● **Goal**
Only the lines holding the string "Growing" are needed. Copy each one.

● **Raw records**
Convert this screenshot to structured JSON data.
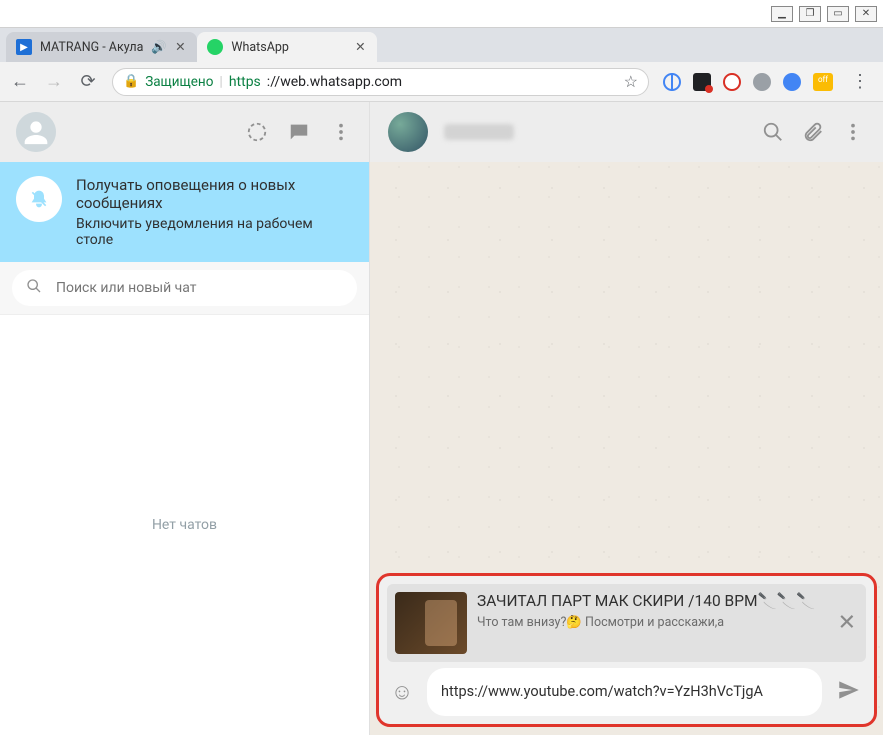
{
  "window": {
    "minimize": "—",
    "maximize": "▭",
    "close": "✕",
    "restore": "❐"
  },
  "tabs": [
    {
      "label": "MATRANG - Акула",
      "audio": true
    },
    {
      "label": "WhatsApp",
      "audio": false
    }
  ],
  "toolbar": {
    "secure_label": "Защищено",
    "url_https": "https",
    "url_rest": "://web.whatsapp.com",
    "ext_badge": "off"
  },
  "left_panel": {
    "notification": {
      "title": "Получать оповещения о новых сообщениях",
      "subtitle": "Включить уведомления на рабочем столе"
    },
    "search_placeholder": "Поиск или новый чат",
    "empty_label": "Нет чатов"
  },
  "composer": {
    "preview_title": "ЗАЧИТАЛ ПАРТ МАК СКИРИ /140 BPM🔪🔪🔪",
    "preview_desc": "Что там внизу?🤔 Посмотри и расскажи,а",
    "input_value": "https://www.youtube.com/watch?v=YzH3hVcTjgA"
  }
}
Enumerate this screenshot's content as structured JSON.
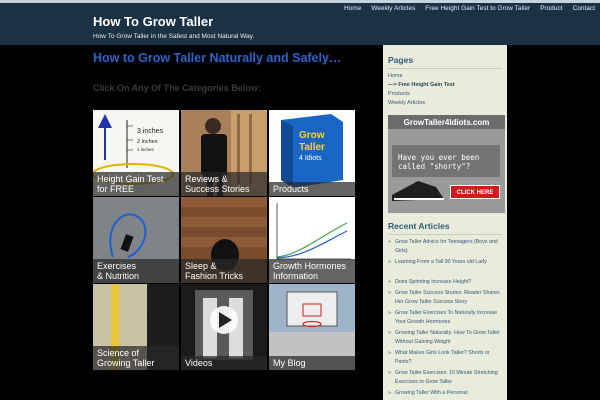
{
  "header": {
    "site_title": "How To Grow Taller",
    "site_description": "How To Grow Taller in the Safest and Most Natural Way."
  },
  "nav": {
    "items": [
      {
        "label": "Home"
      },
      {
        "label": "Weekly Articles"
      },
      {
        "label": "Free Height Gain Test to Grow Taller"
      },
      {
        "label": "Product"
      },
      {
        "label": "Contact"
      }
    ]
  },
  "main": {
    "title": "How to Grow Taller Naturally and Safely…",
    "categories_heading": "Click On Any Of The Categories Below:",
    "tiles": [
      {
        "line1": "Height Gain Test",
        "line2": "for FREE",
        "image_text": [
          "3 inches",
          "2 inches",
          "1 inches"
        ]
      },
      {
        "line1": "Reviews &",
        "line2": "Success Stories"
      },
      {
        "line1": "Products",
        "line2": "",
        "image_text": [
          "Grow",
          "Taller",
          "4 Idiots"
        ]
      },
      {
        "line1": "Exercises",
        "line2": "& Nutrition"
      },
      {
        "line1": "Sleep &",
        "line2": "Fashion Tricks"
      },
      {
        "line1": "Growth Hormones",
        "line2": "Information"
      },
      {
        "line1": "Science of",
        "line2": "Growing Taller"
      },
      {
        "line1": "Videos",
        "line2": ""
      },
      {
        "line1": "My Blog",
        "line2": ""
      }
    ]
  },
  "sidebar": {
    "pages_heading": "Pages",
    "pages": [
      {
        "label": "Home"
      },
      {
        "label": "—> Free Height Gain Test"
      },
      {
        "label": "Products"
      },
      {
        "label": "Weekly Articles"
      }
    ],
    "ad": {
      "site": "GrowTaller4Idiots.com",
      "headline": "Have you ever been called \"shorty\"?",
      "button": "CLICK HERE"
    },
    "recent_heading": "Recent Articles",
    "recent": [
      {
        "label": "Grow Taller Advice for Teenagers (Boys and Girls)"
      },
      {
        "label": "Learning From a Tall 90 Years old Lady"
      },
      {
        "label": "Does Sprinting Increase Height?"
      },
      {
        "label": "Grow Taller Success Stories: Reader Shares Her Grow Taller Success Story"
      },
      {
        "label": "Grow Taller Exercises To Naturally Increase Your Growth Hormones"
      },
      {
        "label": "Growing Taller Naturally: How To Grow Taller Without Gaining Weight"
      },
      {
        "label": "What Makes Girls Look Taller? Shorts or Pants?"
      },
      {
        "label": "Grow Taller Exercises: 10 Minute Stretching Exercises to Grow Taller"
      },
      {
        "label": "Growing Taller With a Personal"
      }
    ]
  }
}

● **Exercise output**
        "line2": "Growing Taller"
        "label": "Growing Taller Naturally: How To Grow Taller Without Gaining Weight"
        "label": "Growing Taller With a Personal"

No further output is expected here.